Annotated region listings
>> BEGIN

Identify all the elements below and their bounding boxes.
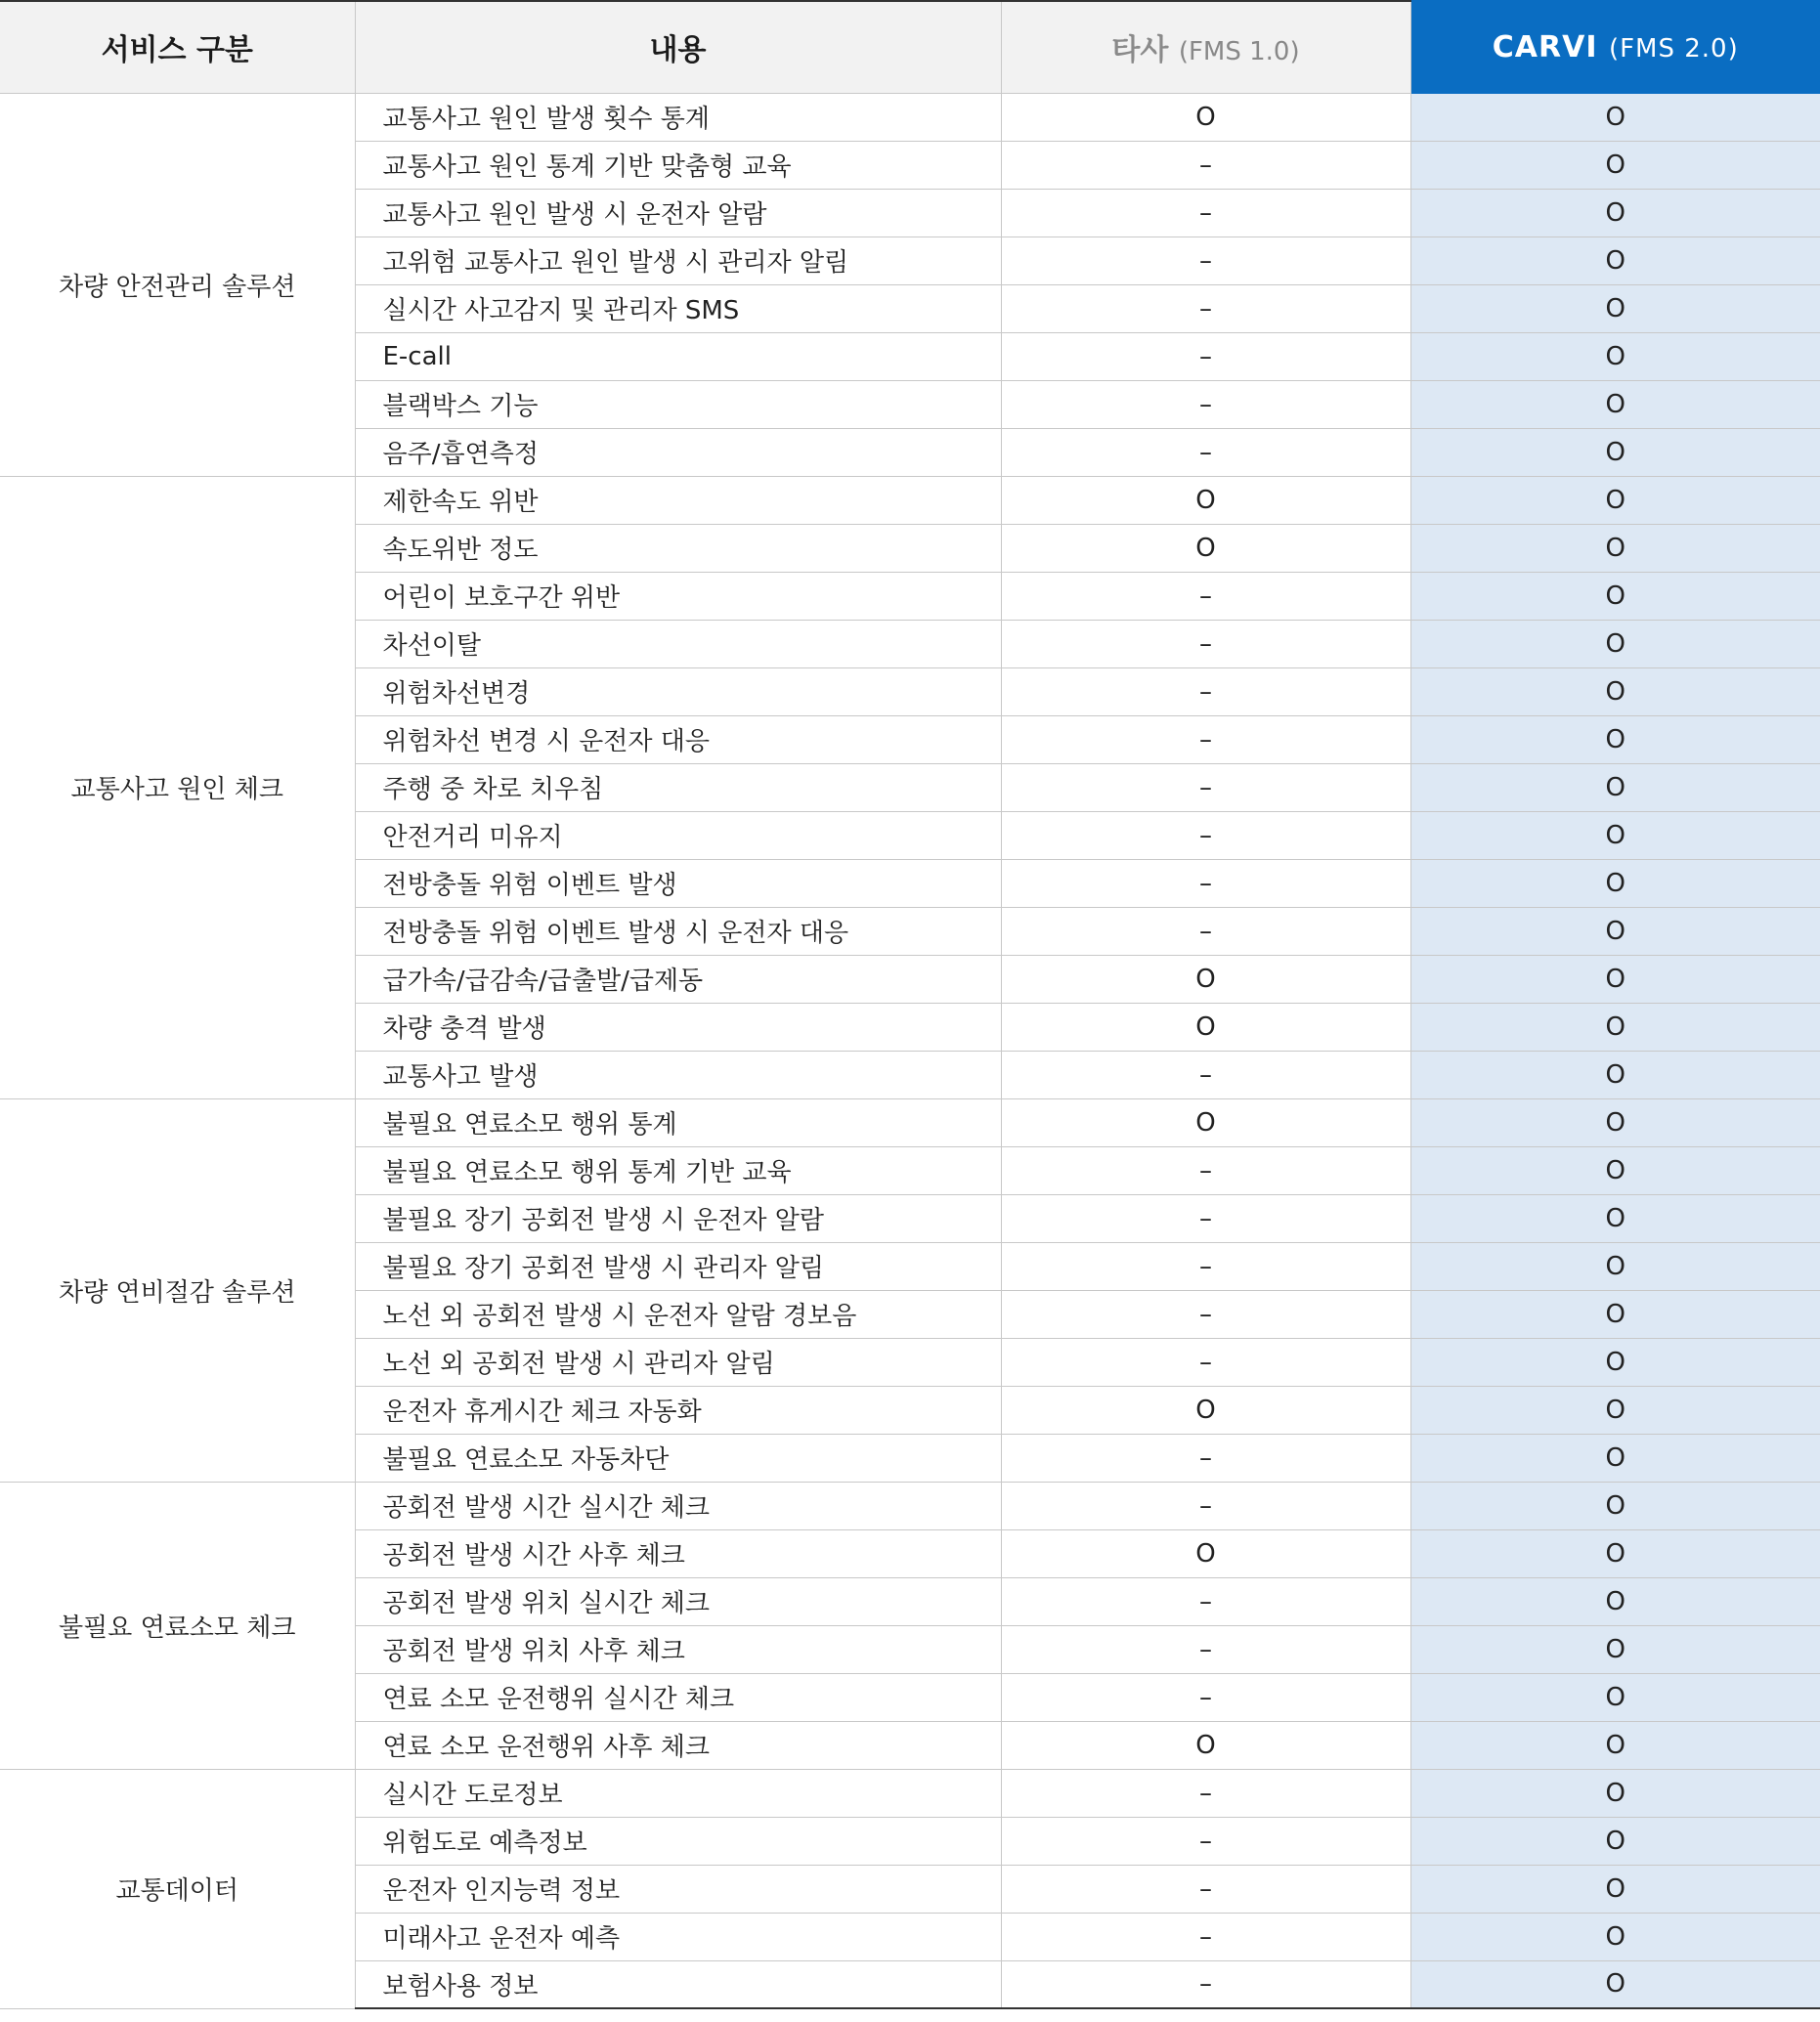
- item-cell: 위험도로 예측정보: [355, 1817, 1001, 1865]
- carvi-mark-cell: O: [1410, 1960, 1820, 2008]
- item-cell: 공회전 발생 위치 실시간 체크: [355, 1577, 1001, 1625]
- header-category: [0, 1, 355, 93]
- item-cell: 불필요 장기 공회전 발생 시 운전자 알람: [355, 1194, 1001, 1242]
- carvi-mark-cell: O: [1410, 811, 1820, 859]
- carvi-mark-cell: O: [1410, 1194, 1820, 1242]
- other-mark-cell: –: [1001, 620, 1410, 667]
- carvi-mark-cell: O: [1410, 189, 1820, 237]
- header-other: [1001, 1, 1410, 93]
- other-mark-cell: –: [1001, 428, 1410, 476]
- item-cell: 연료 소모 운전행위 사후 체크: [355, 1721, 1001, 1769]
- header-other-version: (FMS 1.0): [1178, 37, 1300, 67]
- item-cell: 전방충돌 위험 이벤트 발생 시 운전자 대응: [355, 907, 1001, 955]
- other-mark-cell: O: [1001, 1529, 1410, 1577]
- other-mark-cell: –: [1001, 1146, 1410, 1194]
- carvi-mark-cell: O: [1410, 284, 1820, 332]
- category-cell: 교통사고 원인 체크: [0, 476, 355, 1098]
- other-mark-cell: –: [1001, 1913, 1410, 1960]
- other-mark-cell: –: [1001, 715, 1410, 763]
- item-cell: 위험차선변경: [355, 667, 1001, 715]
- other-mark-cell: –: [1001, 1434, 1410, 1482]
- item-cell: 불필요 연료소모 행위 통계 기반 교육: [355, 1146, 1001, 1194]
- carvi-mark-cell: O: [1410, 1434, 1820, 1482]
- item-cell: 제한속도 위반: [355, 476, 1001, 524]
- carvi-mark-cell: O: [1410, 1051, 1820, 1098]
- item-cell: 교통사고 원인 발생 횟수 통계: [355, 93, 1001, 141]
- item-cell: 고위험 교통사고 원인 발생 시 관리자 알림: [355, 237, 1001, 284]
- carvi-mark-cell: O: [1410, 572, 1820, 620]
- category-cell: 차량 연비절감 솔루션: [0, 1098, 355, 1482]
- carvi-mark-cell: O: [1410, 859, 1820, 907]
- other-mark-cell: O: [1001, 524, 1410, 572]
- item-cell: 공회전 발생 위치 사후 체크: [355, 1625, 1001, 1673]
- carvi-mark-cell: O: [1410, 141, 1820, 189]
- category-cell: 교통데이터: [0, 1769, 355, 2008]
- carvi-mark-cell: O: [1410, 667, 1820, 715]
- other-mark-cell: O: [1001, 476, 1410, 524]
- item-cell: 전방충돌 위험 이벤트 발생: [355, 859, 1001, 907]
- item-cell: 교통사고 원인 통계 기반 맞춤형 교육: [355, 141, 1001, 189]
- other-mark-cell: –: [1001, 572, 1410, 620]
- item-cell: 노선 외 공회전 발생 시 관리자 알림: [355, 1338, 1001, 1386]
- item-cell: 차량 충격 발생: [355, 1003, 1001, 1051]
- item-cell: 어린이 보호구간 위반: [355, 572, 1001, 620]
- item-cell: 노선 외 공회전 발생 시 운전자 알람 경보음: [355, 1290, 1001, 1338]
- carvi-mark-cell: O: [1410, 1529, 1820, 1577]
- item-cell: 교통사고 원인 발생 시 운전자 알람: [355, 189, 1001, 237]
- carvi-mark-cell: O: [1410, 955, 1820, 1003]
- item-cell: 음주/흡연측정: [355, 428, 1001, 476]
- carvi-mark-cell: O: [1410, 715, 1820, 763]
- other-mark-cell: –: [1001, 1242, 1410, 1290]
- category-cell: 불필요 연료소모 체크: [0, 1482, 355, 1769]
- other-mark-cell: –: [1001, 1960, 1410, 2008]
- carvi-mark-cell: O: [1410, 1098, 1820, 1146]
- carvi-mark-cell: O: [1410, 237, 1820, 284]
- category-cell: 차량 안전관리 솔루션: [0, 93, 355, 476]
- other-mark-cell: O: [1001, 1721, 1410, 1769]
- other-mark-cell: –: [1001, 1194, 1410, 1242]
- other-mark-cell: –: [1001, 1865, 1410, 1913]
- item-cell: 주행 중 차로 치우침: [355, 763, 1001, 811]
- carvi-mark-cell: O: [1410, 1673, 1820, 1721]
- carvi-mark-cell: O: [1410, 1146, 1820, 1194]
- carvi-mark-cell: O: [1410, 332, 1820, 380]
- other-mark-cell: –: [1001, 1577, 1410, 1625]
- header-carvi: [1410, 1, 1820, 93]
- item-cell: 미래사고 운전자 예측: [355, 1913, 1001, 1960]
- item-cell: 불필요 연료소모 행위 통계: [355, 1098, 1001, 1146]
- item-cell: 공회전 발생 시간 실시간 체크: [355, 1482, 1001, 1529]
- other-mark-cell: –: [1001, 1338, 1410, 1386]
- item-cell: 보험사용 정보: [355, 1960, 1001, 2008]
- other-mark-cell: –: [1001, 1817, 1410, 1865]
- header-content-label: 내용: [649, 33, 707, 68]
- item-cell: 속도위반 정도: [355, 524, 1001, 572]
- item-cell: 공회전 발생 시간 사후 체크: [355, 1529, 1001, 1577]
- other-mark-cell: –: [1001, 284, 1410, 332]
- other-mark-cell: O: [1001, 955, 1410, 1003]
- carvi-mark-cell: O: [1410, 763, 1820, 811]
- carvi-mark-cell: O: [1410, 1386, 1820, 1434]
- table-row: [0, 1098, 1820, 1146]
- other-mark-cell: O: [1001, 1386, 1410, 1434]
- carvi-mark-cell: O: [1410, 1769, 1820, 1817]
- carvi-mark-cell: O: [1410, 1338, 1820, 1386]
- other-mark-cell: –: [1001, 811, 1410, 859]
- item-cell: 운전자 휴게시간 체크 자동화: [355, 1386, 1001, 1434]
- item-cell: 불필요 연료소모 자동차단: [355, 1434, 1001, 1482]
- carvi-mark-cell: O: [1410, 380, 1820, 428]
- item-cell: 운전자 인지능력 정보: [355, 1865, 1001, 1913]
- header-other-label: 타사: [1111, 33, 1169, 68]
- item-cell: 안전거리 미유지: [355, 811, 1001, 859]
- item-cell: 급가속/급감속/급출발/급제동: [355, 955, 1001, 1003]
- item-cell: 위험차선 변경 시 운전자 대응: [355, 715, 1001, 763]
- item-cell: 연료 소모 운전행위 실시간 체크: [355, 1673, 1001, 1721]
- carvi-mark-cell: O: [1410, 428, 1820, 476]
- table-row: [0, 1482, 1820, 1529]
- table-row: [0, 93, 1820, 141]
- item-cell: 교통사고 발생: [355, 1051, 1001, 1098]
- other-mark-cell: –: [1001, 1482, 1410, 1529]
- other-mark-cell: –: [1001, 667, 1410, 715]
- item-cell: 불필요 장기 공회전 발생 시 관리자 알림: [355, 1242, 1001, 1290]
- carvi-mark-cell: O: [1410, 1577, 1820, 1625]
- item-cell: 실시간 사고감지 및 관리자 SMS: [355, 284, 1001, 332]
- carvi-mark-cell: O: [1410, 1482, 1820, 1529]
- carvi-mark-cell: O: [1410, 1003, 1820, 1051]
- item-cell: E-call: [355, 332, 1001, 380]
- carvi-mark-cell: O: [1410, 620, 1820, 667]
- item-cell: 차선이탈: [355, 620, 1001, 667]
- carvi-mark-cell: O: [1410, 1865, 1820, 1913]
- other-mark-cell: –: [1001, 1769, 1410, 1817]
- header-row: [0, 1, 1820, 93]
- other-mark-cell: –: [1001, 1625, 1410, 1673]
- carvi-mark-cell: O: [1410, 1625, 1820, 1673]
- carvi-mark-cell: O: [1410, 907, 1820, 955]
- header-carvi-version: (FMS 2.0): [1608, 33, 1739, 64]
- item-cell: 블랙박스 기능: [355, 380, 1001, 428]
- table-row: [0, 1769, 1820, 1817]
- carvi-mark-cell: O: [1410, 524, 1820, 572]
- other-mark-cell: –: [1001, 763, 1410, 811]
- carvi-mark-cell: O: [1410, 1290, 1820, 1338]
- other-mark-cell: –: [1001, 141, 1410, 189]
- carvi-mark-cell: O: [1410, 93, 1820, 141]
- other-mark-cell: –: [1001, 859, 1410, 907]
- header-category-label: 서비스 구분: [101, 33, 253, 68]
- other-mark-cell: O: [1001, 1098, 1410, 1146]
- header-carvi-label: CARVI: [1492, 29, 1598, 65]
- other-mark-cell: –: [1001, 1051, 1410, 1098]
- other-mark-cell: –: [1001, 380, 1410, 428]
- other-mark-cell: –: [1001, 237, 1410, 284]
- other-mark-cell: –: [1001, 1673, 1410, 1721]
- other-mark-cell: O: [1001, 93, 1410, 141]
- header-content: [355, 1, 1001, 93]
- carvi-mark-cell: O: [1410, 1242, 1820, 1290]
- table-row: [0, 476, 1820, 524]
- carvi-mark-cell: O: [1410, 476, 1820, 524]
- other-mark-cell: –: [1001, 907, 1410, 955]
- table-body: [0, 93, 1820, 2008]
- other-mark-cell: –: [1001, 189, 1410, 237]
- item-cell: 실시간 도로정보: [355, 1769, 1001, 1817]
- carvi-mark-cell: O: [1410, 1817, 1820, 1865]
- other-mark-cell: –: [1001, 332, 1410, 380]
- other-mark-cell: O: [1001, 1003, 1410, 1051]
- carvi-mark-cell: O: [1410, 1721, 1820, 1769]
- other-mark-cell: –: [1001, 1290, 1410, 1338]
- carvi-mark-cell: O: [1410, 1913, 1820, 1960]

>> END

* EXERCISE TASK *
Copy the lines of the records verbatim, starting with the line that contains "- item-cell: 위험도로" and going on through the line that contains "- other-mark-cell: –: [1001, 1913, 1410, 1960]".

* COMPLETED EXERCISE *
- item-cell: 위험도로 예측정보: [355, 1817, 1001, 1865]
- carvi-mark-cell: O: [1410, 1960, 1820, 2008]
- item-cell: 공회전 발생 위치 실시간 체크: [355, 1577, 1001, 1625]
- header-category: [0, 1, 355, 93]
- item-cell: 불필요 장기 공회전 발생 시 운전자 알람: [355, 1194, 1001, 1242]
- carvi-mark-cell: O: [1410, 811, 1820, 859]
- carvi-mark-cell: O: [1410, 1194, 1820, 1242]
- other-mark-cell: –: [1001, 620, 1410, 667]
- carvi-mark-cell: O: [1410, 189, 1820, 237]
- header-other: [1001, 1, 1410, 93]
- other-mark-cell: –: [1001, 428, 1410, 476]
- item-cell: 연료 소모 운전행위 사후 체크: [355, 1721, 1001, 1769]
- header-other-version: (FMS 1.0): [1178, 37, 1300, 67]
- item-cell: 전방충돌 위험 이벤트 발생 시 운전자 대응: [355, 907, 1001, 955]
- other-mark-cell: O: [1001, 1529, 1410, 1577]
- other-mark-cell: –: [1001, 1146, 1410, 1194]
- carvi-mark-cell: O: [1410, 284, 1820, 332]
- category-cell: 교통사고 원인 체크: [0, 476, 355, 1098]
- other-mark-cell: –: [1001, 1913, 1410, 1960]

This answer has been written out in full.